Copy the records below word for word, starting at the line that contains "UI element localization: list" and ending at the line that contains "svg-text:21:00: 21:00 <box>911", and leave out the pictures.

- **SUPPLIED MATERIAL**
====
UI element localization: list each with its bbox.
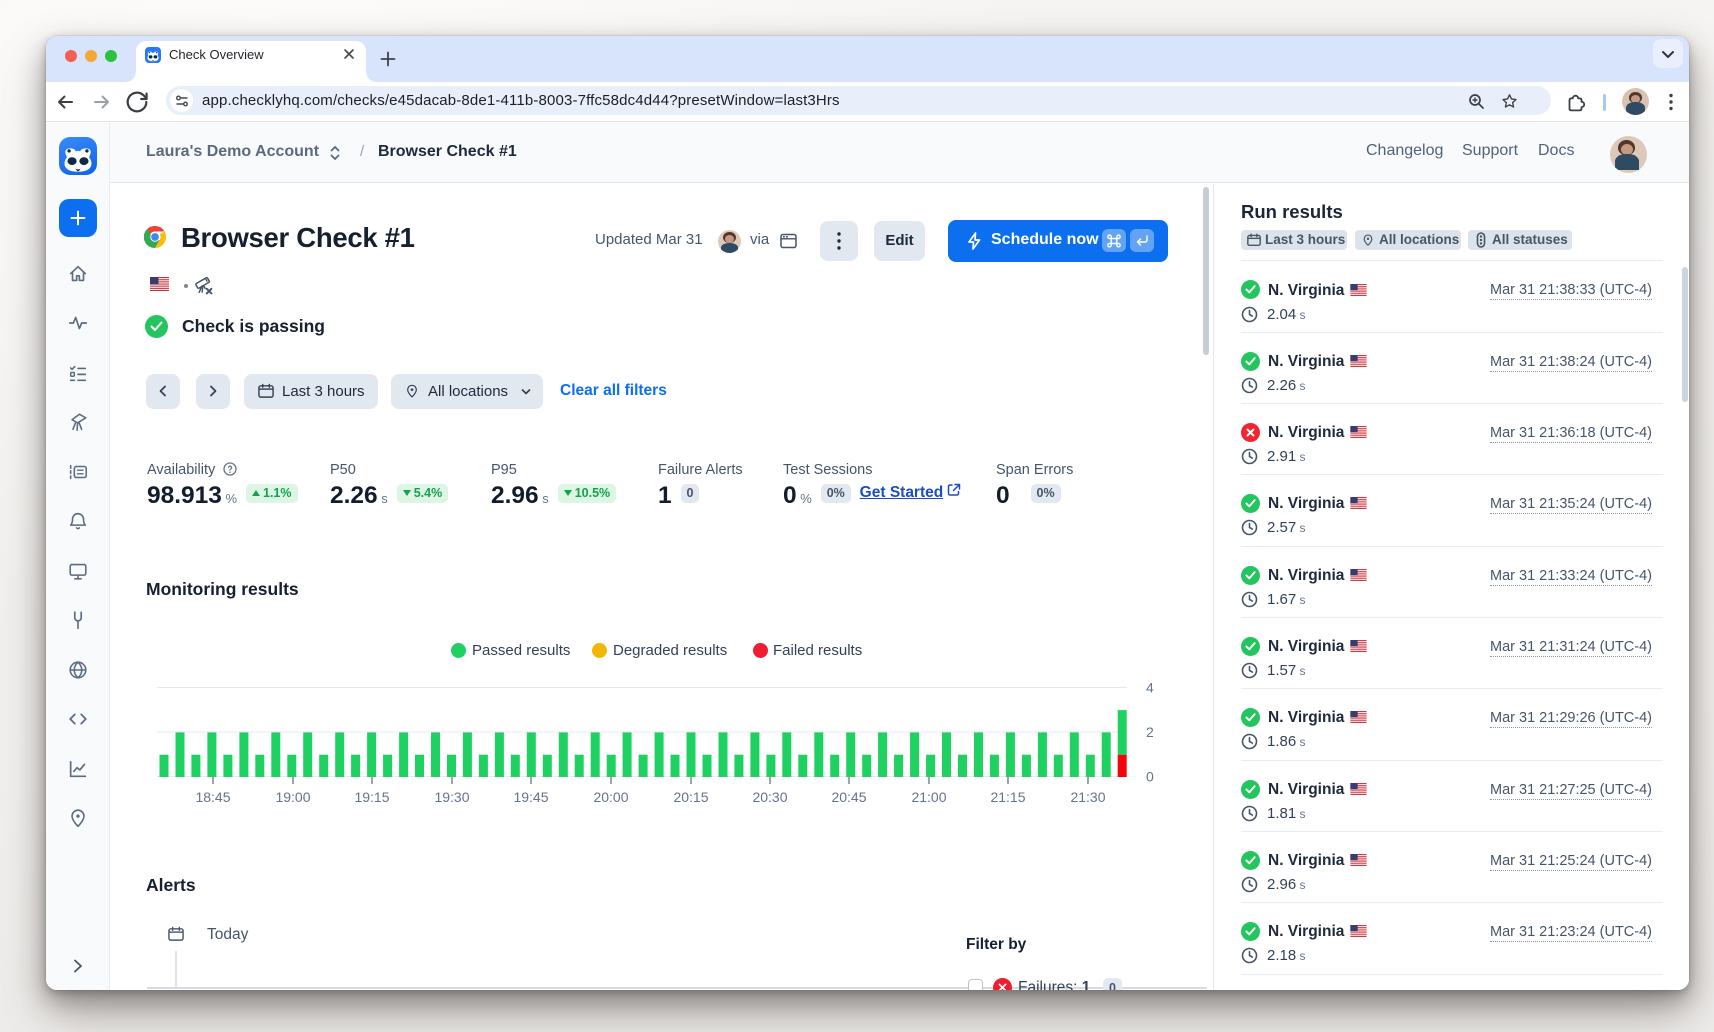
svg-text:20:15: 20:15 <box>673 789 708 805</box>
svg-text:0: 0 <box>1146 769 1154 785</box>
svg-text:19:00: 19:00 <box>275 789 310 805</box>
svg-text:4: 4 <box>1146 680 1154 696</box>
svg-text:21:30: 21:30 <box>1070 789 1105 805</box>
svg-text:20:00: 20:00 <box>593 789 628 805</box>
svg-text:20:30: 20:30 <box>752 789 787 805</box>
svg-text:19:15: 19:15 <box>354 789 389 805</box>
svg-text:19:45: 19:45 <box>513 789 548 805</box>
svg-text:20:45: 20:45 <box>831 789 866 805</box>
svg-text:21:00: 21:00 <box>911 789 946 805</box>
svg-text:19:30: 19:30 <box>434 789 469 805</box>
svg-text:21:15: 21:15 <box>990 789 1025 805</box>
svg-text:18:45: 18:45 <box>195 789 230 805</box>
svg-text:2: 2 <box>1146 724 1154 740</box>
====
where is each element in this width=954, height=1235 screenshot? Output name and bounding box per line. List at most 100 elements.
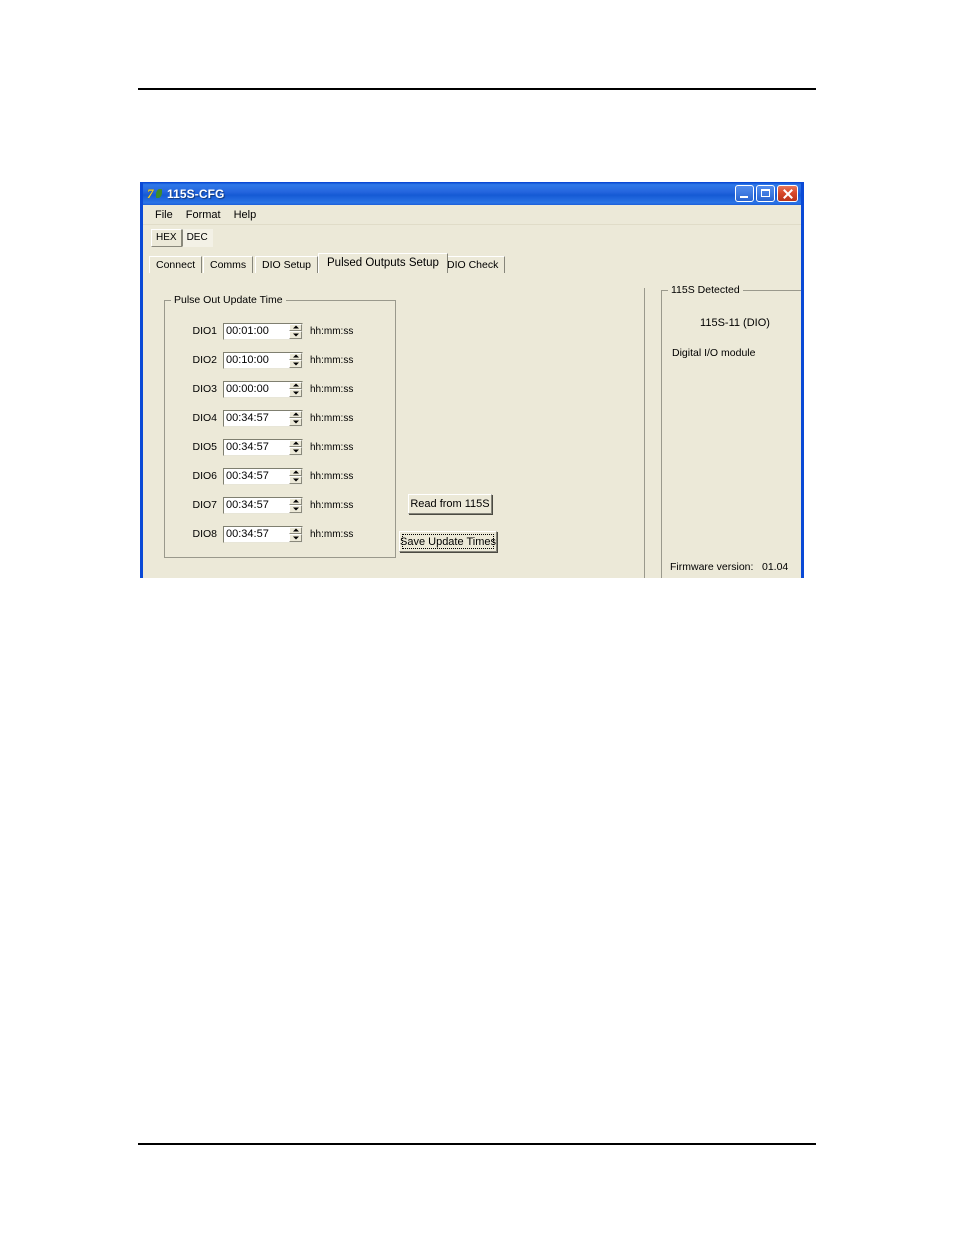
====
- **EXERCISE RESPONSE**
UI element localization: list each with its bbox.
svg-text:20:15: 20:15 <box>673 789 708 805</box>
svg-text:0: 0 <box>1146 769 1154 785</box>
svg-text:19:00: 19:00 <box>275 789 310 805</box>
svg-text:4: 4 <box>1146 680 1154 696</box>
svg-text:21:30: 21:30 <box>1070 789 1105 805</box>
svg-text:20:00: 20:00 <box>593 789 628 805</box>
svg-text:20:30: 20:30 <box>752 789 787 805</box>
svg-text:19:15: 19:15 <box>354 789 389 805</box>
svg-text:19:45: 19:45 <box>513 789 548 805</box>
svg-text:20:45: 20:45 <box>831 789 866 805</box>
svg-text:21:00: 21:00 <box>911 789 946 805</box>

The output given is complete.